== RECORDED DATA ==
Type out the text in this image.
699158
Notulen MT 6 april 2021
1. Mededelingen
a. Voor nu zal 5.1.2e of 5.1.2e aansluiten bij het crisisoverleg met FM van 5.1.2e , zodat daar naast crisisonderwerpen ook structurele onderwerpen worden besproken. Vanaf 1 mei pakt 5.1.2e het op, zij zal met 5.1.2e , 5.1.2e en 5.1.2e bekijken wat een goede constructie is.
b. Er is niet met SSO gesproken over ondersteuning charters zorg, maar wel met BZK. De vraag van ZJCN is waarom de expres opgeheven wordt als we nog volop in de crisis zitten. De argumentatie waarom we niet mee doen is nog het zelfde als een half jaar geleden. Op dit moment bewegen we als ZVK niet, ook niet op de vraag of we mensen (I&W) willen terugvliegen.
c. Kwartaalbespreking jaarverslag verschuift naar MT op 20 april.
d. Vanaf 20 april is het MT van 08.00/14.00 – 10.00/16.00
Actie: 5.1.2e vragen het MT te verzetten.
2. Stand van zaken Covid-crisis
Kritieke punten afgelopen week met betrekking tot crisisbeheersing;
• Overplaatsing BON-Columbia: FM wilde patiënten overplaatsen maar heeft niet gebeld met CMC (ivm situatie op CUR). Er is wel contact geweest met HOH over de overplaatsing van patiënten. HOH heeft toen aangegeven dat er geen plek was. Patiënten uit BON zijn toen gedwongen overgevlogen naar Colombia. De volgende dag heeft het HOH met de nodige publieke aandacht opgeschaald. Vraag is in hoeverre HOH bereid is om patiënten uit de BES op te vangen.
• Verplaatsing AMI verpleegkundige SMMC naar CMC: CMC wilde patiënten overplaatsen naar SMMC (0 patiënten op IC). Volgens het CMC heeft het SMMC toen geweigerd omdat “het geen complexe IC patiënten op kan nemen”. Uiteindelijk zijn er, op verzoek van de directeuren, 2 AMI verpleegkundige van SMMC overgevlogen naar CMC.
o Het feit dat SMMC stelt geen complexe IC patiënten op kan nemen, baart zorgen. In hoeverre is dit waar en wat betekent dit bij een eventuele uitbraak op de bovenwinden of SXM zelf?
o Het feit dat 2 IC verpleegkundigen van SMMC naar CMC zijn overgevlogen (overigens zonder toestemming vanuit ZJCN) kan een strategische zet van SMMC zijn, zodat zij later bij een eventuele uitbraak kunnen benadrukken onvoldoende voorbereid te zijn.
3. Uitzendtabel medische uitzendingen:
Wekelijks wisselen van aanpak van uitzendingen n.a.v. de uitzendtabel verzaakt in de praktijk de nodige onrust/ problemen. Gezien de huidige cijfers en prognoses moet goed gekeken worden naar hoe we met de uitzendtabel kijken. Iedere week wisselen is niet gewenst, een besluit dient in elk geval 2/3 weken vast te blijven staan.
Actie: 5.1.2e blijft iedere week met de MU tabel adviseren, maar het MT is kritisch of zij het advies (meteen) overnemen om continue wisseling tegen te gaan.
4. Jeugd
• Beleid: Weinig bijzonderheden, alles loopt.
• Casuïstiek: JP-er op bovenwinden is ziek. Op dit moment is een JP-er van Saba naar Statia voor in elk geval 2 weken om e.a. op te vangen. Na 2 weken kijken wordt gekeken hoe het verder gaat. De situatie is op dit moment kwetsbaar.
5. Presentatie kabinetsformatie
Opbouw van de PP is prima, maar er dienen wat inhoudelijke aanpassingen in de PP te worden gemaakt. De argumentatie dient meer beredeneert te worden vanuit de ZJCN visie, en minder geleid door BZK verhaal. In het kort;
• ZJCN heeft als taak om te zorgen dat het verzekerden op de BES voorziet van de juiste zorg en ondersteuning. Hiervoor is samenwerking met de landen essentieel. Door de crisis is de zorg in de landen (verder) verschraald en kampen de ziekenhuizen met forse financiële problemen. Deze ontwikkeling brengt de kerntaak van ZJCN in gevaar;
===
■ **WHAT THE TASK REQUIRES**: Pull out and copy each line containing the string "bovenwinden".

■ **COMPLETE RESPONSE**:
o Het feit dat SMMC stelt geen complexe IC patiënten op kan nemen, baart zorgen. In hoeverre is dit waar en wat betekent dit bij een eventuele uitbraak op de bovenwinden of SXM zelf?
• Casuïstiek: JP-er op bovenwinden is ziek. Op dit moment is een JP-er van Saba naar Statia voor in elk geval 2 weken om e.a. op te vangen. Na 2 weken kijken wordt gekeken hoe het verder gaat. De situatie is op dit moment kwetsbaar.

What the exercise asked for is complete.